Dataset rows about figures
'''
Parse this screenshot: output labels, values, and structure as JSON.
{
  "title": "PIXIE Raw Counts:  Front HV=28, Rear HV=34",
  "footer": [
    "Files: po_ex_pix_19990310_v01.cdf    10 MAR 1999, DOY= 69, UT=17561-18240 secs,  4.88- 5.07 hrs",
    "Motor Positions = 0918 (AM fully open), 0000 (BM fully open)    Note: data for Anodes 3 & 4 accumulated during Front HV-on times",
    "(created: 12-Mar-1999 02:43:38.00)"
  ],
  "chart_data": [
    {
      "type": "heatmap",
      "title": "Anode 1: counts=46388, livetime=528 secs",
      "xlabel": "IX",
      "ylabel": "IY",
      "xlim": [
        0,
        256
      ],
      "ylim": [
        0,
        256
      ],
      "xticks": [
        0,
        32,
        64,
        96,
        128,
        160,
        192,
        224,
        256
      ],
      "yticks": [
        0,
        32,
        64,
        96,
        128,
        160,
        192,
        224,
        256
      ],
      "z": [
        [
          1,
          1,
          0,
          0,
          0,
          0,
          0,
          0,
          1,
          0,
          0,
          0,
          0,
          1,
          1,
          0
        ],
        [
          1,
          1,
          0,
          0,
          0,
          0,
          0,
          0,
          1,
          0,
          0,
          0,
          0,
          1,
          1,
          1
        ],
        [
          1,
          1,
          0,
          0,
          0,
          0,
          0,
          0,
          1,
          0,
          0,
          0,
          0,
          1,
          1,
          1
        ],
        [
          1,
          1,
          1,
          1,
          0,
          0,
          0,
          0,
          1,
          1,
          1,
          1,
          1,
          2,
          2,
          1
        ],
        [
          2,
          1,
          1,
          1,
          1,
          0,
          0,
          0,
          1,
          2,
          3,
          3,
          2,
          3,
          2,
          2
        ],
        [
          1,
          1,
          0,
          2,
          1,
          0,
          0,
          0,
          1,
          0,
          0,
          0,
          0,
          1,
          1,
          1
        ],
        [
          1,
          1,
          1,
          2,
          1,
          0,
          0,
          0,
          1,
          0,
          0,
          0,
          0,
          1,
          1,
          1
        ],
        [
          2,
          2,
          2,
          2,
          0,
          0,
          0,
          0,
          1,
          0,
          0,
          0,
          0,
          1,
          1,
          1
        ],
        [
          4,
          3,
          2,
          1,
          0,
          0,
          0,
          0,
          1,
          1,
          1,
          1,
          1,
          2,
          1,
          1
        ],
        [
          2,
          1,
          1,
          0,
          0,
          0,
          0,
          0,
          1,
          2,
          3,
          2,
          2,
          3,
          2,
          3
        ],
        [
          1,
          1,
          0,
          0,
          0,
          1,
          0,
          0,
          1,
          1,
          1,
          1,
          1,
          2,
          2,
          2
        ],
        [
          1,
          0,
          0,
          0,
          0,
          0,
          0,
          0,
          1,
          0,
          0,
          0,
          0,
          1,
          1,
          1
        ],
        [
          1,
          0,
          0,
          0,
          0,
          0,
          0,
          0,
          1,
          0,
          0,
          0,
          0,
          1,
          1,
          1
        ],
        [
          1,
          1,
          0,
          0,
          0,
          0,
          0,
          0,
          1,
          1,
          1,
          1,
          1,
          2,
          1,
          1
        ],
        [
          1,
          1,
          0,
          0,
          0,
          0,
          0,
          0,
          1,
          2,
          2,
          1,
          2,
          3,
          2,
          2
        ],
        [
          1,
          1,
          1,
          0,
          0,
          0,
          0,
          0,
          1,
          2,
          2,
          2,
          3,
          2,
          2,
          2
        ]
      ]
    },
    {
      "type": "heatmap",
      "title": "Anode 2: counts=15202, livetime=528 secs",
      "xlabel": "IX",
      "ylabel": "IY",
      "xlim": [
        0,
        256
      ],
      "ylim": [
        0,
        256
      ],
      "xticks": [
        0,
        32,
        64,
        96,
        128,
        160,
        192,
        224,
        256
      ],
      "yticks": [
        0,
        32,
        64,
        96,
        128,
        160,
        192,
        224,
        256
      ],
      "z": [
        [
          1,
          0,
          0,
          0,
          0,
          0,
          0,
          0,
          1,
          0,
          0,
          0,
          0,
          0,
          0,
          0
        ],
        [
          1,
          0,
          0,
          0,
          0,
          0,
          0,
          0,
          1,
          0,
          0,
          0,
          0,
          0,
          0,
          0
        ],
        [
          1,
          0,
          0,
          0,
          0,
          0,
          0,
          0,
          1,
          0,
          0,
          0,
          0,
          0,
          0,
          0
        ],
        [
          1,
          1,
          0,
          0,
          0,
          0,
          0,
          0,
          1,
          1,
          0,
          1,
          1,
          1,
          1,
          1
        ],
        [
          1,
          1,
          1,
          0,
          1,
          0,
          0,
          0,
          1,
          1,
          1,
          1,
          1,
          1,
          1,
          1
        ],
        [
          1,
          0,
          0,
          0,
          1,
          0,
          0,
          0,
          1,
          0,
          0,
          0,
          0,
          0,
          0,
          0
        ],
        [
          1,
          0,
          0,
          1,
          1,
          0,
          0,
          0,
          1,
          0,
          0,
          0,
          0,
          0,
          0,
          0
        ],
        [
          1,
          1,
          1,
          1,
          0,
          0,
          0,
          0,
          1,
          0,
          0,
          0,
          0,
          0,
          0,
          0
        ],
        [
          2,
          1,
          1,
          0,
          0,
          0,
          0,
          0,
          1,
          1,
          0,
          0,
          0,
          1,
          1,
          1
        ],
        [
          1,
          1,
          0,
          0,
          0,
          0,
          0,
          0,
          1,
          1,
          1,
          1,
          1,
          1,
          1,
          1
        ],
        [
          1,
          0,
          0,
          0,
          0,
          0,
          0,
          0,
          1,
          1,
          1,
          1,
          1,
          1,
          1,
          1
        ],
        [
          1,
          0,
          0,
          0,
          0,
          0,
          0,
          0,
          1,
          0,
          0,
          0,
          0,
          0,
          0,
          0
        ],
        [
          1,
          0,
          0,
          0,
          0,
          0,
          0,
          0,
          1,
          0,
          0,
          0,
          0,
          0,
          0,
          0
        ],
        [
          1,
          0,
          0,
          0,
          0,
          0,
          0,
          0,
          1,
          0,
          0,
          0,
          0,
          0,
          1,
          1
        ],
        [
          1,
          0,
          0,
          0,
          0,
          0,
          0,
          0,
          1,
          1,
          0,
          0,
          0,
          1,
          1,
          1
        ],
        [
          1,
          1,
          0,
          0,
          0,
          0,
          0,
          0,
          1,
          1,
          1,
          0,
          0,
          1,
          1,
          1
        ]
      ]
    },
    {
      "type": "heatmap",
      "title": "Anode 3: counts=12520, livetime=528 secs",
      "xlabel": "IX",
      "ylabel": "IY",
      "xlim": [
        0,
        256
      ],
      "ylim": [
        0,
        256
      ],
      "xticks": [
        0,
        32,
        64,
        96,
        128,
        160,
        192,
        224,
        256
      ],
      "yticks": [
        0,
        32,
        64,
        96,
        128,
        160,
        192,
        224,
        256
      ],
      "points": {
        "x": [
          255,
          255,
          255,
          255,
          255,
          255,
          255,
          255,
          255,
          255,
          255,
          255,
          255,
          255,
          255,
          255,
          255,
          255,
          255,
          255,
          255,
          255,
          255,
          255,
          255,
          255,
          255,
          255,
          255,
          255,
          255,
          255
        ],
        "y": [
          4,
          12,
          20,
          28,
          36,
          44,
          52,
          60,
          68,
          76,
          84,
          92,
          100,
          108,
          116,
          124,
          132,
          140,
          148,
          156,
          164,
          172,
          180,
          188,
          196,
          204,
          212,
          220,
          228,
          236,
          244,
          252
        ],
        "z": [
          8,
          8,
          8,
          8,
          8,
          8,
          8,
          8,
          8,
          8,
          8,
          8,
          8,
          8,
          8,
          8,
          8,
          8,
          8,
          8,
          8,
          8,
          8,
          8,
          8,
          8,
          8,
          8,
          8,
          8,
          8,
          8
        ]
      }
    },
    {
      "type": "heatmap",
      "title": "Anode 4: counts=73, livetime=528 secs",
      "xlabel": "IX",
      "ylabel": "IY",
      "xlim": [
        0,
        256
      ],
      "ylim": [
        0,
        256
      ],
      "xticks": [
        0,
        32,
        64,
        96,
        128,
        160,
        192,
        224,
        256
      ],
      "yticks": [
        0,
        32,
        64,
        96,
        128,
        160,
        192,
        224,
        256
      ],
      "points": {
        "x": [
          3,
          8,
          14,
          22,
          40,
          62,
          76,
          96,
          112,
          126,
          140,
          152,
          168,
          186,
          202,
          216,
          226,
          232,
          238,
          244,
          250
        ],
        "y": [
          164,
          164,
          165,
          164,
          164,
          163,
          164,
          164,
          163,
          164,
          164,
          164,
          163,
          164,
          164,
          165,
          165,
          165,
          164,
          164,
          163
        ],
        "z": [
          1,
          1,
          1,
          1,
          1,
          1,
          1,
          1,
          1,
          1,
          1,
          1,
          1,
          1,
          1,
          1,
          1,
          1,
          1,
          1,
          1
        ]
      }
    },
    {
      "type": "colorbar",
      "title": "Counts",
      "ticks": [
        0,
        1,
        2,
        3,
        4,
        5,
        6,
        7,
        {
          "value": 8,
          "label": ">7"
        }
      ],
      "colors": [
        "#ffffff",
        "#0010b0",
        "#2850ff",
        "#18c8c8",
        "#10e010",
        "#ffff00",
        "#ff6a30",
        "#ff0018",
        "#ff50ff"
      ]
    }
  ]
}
'''
### The request
Where does the word "title" appear in the listing? List each line that holds it.

### The solution
  "title": "PIXIE Raw Counts:  Front HV=28, Rear HV=34",
      "title": "Anode 1: counts=46388, livetime=528 secs",
      "title": "Anode 2: counts=15202, livetime=528 secs",
      "title": "Anode 3: counts=12520, livetime=528 secs",
      "title": "Anode 4: counts=73, livetime=528 secs",
      "title": "Counts",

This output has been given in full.